Stated exercise :: Transcribe the material word for word, but without the images.

################

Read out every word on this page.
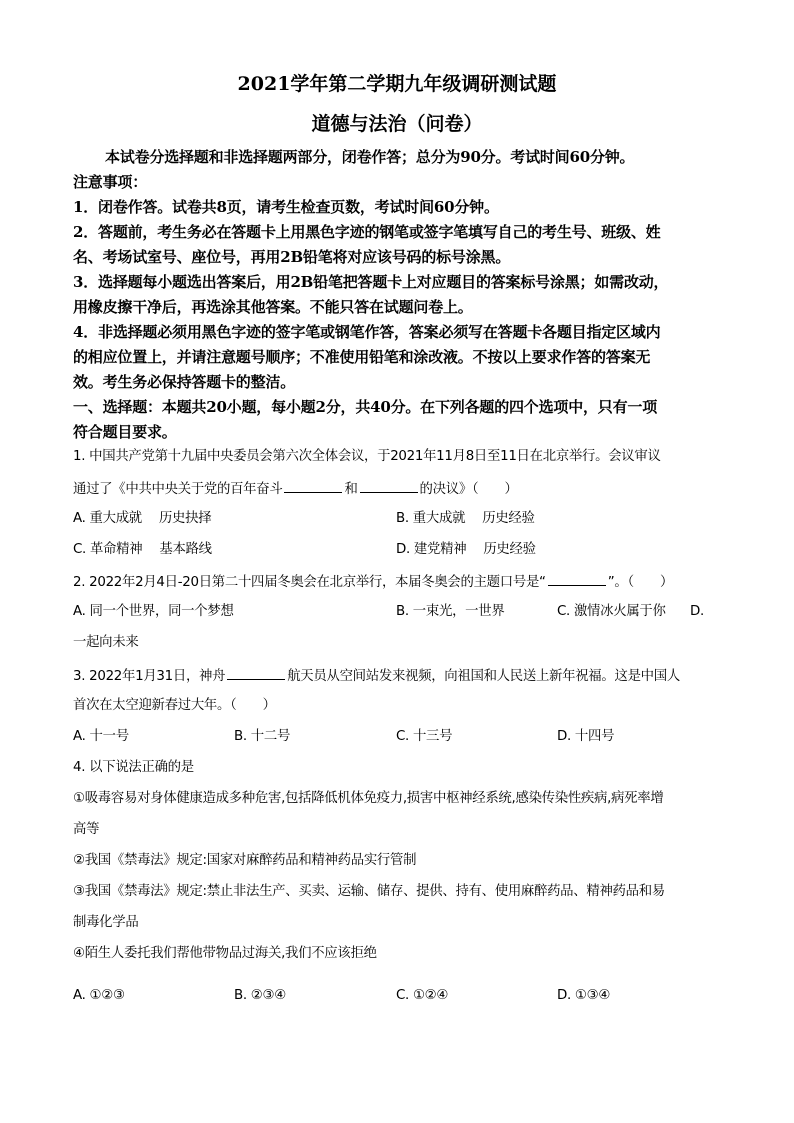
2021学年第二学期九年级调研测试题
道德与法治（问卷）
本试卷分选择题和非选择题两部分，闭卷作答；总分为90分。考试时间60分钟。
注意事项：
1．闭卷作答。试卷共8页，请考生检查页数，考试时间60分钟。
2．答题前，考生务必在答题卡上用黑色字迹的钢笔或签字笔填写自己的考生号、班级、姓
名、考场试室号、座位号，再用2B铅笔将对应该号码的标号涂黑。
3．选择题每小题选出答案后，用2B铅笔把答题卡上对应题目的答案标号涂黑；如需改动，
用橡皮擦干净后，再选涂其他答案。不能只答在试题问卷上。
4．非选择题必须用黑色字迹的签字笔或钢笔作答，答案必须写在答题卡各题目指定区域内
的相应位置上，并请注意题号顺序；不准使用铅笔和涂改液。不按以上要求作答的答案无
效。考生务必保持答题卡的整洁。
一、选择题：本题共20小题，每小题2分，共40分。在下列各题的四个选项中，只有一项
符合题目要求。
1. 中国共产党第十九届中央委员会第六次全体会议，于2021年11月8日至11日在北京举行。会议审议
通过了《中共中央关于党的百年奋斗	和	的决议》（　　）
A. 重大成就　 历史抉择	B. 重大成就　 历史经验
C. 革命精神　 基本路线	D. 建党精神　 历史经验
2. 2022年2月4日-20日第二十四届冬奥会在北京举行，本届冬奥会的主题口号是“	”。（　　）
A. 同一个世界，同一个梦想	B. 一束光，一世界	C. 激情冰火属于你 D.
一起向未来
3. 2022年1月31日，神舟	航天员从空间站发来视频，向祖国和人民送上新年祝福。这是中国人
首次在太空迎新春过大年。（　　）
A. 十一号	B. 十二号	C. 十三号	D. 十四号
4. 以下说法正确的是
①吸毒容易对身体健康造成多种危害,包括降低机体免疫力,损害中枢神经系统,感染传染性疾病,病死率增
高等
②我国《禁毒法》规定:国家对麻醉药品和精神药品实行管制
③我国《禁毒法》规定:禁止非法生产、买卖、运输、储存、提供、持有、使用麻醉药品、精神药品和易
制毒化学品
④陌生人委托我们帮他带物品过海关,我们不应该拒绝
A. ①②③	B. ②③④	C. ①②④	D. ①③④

################

Output for this task ::
Read out every word on this page.
2021学年第二学期九年级调研测试题
道德与法治（问卷）
本试卷分选择题和非选择题两部分，闭卷作答；总分为90分。考试时间60分钟。
注意事项：
1．闭卷作答。试卷共8页，请考生检查页数，考试时间60分钟。
2．答题前，考生务必在答题卡上用黑色字迹的钢笔或签字笔填写自己的考生号、班级、姓
名、考场试室号、座位号，再用2B铅笔将对应该号码的标号涂黑。
3．选择题每小题选出答案后，用2B铅笔把答题卡上对应题目的答案标号涂黑；如需改动，
用橡皮擦干净后，再选涂其他答案。不能只答在试题问卷上。
4．非选择题必须用黑色字迹的签字笔或钢笔作答，答案必须写在答题卡各题目指定区域内
的相应位置上，并请注意题号顺序；不准使用铅笔和涂改液。不按以上要求作答的答案无
效。考生务必保持答题卡的整洁。
一、选择题：本题共20小题，每小题2分，共40分。在下列各题的四个选项中，只有一项
符合题目要求。
1. 中国共产党第十九届中央委员会第六次全体会议，于2021年11月8日至11日在北京举行。会议审议
通过了《中共中央关于党的百年奋斗	和	的决议》（　　）
A. 重大成就　 历史抉择	B. 重大成就　 历史经验
C. 革命精神　 基本路线	D. 建党精神　 历史经验
2. 2022年2月4日-20日第二十四届冬奥会在北京举行，本届冬奥会的主题口号是“	”。（　　）
A. 同一个世界，同一个梦想	B. 一束光，一世界	C. 激情冰火属于你 D.
一起向未来
3. 2022年1月31日，神舟	航天员从空间站发来视频，向祖国和人民送上新年祝福。这是中国人
首次在太空迎新春过大年。（　　）
A. 十一号	B. 十二号	C. 十三号	D. 十四号
4. 以下说法正确的是
①吸毒容易对身体健康造成多种危害,包括降低机体免疫力,损害中枢神经系统,感染传染性疾病,病死率增
高等
②我国《禁毒法》规定:国家对麻醉药品和精神药品实行管制
③我国《禁毒法》规定:禁止非法生产、买卖、运输、储存、提供、持有、使用麻醉药品、精神药品和易
制毒化学品
④陌生人委托我们帮他带物品过海关,我们不应该拒绝
A. ①②③	B. ②③④	C. ①②④	D. ①③④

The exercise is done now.